PROMPT –
Search the records below for the word "Only" and show every line where it occurs.

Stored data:

** Begin **

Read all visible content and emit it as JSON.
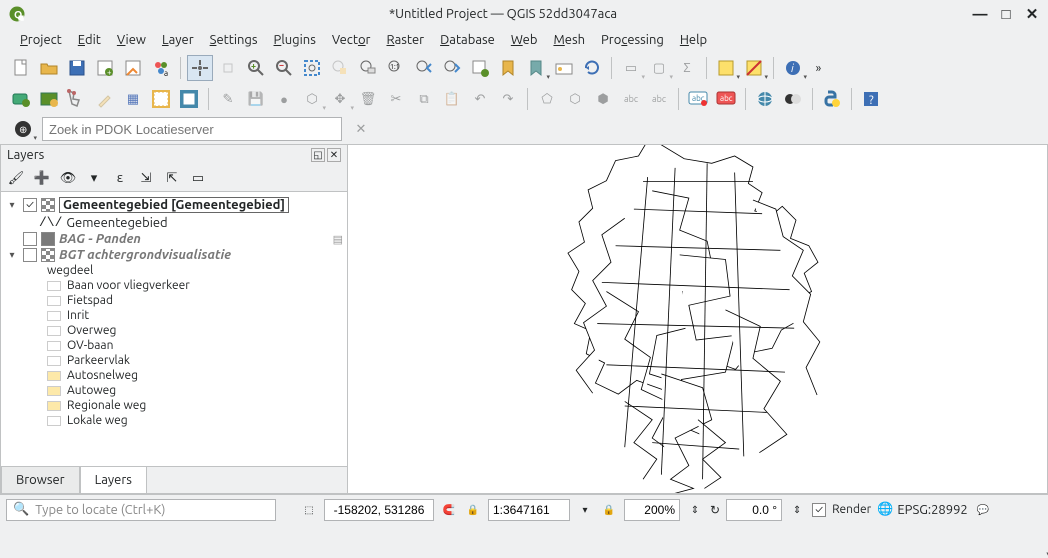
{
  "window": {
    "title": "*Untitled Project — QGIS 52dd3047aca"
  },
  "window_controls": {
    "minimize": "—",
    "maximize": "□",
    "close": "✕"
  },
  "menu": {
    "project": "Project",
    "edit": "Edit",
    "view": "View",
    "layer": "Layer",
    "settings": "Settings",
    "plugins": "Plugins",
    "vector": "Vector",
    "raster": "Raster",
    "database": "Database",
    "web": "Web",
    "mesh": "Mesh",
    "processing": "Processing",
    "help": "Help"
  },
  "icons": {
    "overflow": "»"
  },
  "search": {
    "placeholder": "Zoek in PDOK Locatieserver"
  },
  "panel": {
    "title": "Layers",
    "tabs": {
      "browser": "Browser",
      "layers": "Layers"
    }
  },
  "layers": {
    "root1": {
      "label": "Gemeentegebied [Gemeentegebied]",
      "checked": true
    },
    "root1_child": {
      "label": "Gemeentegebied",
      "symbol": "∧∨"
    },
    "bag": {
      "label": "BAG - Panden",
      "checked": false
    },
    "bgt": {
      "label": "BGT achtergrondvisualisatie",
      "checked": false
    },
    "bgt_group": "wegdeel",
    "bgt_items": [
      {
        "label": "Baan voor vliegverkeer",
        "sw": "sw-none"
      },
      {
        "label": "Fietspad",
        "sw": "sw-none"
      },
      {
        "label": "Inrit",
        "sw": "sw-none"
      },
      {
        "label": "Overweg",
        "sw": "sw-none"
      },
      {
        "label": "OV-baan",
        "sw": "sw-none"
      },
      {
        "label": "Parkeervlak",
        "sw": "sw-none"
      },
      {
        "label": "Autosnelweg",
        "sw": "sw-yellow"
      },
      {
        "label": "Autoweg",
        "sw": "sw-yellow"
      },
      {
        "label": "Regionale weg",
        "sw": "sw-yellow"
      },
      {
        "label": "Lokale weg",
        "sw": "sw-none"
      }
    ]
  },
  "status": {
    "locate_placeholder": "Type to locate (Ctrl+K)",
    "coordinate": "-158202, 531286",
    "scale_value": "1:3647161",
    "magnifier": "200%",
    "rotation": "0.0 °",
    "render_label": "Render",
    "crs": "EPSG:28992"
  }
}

** End **
** Begin **

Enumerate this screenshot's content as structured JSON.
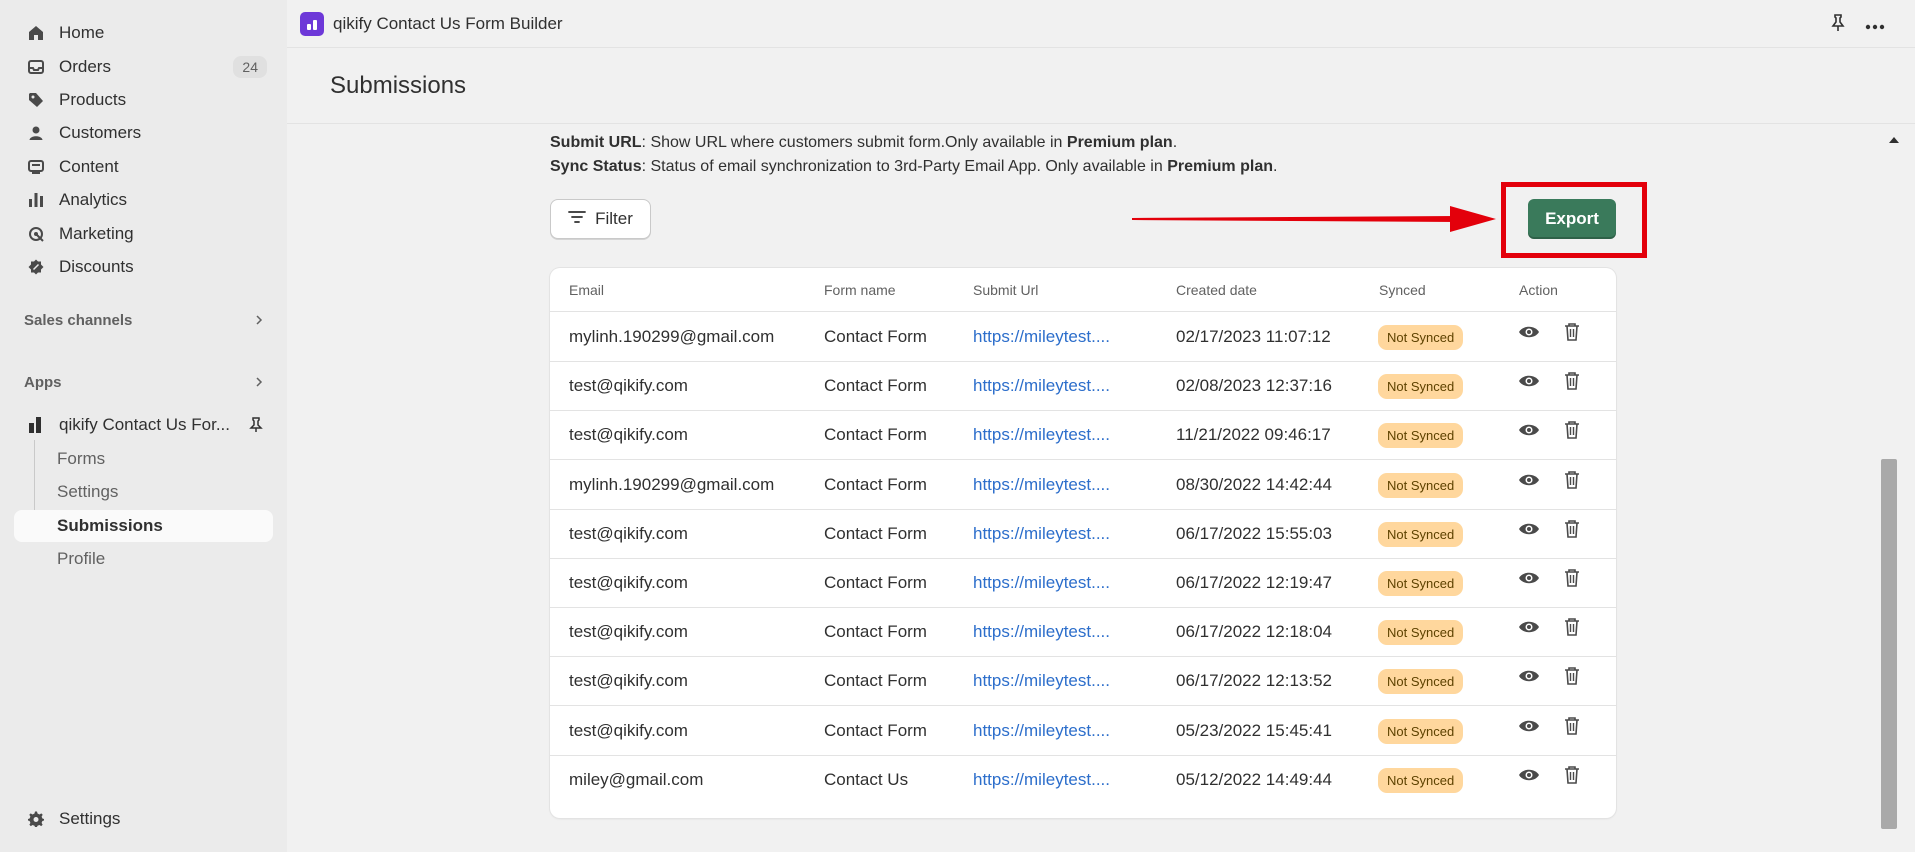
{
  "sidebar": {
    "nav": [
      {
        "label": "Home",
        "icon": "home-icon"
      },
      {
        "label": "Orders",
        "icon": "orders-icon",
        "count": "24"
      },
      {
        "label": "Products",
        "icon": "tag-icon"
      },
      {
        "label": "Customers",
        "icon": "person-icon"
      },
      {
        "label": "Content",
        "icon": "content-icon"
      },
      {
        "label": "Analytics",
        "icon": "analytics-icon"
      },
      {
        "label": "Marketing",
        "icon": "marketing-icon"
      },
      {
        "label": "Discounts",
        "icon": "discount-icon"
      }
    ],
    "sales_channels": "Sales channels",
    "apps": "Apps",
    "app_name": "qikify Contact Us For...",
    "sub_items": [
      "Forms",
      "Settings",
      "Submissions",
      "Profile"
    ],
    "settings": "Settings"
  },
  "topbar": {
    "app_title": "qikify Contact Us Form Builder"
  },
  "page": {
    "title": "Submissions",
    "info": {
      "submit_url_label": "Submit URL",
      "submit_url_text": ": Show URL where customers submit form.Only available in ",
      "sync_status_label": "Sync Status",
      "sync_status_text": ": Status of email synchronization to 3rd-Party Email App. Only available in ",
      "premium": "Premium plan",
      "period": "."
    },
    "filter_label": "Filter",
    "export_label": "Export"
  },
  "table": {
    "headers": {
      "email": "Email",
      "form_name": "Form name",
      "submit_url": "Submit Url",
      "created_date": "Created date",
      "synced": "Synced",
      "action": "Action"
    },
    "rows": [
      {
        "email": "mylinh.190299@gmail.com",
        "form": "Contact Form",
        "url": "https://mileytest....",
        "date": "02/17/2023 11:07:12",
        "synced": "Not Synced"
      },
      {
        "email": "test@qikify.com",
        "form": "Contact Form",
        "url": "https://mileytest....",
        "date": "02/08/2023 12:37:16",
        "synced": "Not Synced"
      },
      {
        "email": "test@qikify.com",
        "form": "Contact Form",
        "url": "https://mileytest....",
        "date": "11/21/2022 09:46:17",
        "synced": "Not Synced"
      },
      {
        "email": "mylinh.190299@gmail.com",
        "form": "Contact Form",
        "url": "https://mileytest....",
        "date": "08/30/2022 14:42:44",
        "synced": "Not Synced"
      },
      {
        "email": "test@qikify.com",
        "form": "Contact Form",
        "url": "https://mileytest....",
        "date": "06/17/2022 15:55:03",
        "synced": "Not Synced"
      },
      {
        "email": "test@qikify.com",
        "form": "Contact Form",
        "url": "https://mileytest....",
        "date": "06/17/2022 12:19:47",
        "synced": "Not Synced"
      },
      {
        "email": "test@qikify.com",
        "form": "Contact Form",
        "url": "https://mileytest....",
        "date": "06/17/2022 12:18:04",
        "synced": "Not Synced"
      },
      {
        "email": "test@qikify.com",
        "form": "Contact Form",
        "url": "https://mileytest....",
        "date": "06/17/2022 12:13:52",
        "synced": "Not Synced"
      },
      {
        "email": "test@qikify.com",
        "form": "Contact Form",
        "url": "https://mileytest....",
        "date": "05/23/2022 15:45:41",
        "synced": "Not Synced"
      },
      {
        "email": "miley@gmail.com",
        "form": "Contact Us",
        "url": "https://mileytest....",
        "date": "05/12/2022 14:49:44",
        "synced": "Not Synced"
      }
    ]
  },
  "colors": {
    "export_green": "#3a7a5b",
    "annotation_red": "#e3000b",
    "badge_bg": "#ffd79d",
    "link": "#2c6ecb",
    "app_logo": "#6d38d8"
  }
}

** End **

TASK RESULT –
      "submit_url_text": ": Show URL where customers submit form.Only available in ",
      "sync_status_text": ": Status of email synchronization to 3rd-Party Email App. Only available in ",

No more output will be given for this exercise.